>> Start

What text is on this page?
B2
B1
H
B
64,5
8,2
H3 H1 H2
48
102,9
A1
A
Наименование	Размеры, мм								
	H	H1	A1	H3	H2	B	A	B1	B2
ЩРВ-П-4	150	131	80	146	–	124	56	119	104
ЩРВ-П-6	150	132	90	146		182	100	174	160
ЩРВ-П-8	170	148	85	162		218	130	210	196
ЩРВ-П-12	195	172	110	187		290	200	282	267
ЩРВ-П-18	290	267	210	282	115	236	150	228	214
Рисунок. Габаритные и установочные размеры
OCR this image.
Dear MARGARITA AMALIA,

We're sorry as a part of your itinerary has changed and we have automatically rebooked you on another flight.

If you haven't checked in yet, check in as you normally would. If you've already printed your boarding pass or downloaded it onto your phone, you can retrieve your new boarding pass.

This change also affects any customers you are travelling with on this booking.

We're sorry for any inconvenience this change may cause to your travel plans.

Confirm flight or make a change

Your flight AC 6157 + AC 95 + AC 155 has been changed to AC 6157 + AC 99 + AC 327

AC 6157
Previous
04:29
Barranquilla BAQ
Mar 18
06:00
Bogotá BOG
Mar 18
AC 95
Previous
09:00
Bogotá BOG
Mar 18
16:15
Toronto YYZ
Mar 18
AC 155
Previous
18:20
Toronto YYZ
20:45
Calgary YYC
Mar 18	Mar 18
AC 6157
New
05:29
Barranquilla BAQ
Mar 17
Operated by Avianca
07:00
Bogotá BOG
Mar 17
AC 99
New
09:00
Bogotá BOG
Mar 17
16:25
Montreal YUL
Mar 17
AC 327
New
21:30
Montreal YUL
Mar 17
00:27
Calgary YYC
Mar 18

>> End

Written instruction | Reproduce all of the records exactly.

Answer for the task |
What text is on this page?
B2
B1
H
B
64,5
8,2
H3 H1 H2
48
102,9
A1
A
Наименование	Размеры, мм								
	H	H1	A1	H3	H2	B	A	B1	B2
ЩРВ-П-4	150	131	80	146	–	124	56	119	104
ЩРВ-П-6	150	132	90	146		182	100	174	160
ЩРВ-П-8	170	148	85	162		218	130	210	196
ЩРВ-П-12	195	172	110	187		290	200	282	267
ЩРВ-П-18	290	267	210	282	115	236	150	228	214
Рисунок. Габаритные и установочные размеры
OCR this image.
Dear MARGARITA AMALIA,

We're sorry as a part of your itinerary has changed and we have automatically rebooked you on another flight.

If you haven't checked in yet, check in as you normally would. If you've already printed your boarding pass or downloaded it onto your phone, you can retrieve your new boarding pass.

This change also affects any customers you are travelling with on this booking.

We're sorry for any inconvenience this change may cause to your travel plans.

Confirm flight or make a change

Your flight AC 6157 + AC 95 + AC 155 has been changed to AC 6157 + AC 99 + AC 327

AC 6157
Previous
04:29
Barranquilla BAQ
Mar 18
06:00
Bogotá BOG
Mar 18
AC 95
Previous
09:00
Bogotá BOG
Mar 18
16:15
Toronto YYZ
Mar 18
AC 155
Previous
18:20
Toronto YYZ
20:45
Calgary YYC
Mar 18	Mar 18
AC 6157
New
05:29
Barranquilla BAQ
Mar 17
Operated by Avianca
07:00
Bogotá BOG
Mar 17
AC 99
New
09:00
Bogotá BOG
Mar 17
16:25
Montreal YUL
Mar 17
AC 327
New
21:30
Montreal YUL
Mar 17
00:27
Calgary YYC
Mar 18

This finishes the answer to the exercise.